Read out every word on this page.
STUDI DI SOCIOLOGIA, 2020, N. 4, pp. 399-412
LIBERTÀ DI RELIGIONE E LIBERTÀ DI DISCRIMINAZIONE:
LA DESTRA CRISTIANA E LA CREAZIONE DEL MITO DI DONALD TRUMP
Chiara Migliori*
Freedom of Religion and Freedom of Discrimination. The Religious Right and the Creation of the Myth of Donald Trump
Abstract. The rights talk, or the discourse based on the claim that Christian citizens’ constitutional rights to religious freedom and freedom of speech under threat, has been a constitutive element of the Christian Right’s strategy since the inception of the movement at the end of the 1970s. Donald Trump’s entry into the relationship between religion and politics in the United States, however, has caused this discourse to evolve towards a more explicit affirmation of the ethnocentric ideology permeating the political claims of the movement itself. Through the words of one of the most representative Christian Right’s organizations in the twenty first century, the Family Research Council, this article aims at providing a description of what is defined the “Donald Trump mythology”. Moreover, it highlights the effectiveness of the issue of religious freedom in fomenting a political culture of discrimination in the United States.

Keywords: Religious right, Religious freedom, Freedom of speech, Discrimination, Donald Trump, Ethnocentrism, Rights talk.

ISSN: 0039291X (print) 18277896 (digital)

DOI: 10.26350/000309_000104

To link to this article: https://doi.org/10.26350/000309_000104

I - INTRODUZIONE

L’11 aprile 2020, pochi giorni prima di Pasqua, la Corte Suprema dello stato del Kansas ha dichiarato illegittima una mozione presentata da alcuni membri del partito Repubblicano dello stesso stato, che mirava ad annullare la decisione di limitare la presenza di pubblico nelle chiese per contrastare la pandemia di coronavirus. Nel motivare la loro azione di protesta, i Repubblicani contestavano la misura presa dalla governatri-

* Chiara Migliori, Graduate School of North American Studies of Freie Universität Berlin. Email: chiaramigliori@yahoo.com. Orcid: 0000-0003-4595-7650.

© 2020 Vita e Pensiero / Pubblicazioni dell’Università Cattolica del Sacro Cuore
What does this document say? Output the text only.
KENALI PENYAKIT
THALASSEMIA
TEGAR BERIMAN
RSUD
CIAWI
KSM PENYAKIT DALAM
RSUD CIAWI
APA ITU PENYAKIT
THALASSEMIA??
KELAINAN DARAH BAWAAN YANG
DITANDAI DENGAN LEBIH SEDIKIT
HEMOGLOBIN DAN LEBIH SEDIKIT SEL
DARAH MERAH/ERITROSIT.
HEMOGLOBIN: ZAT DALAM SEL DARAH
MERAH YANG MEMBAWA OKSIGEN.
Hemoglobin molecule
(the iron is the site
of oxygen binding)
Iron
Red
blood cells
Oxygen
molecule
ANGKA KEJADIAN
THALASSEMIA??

■ ■ ■ ■ ■

* Your goal *
Out of the records, collect only those lines that contain the string "DARAH".

* Answer to the exercise *
KELAINAN DARAH BAWAAN YANG
DARAH MERAH/ERITROSIT.
HEMOGLOBIN: ZAT DALAM SEL DARAH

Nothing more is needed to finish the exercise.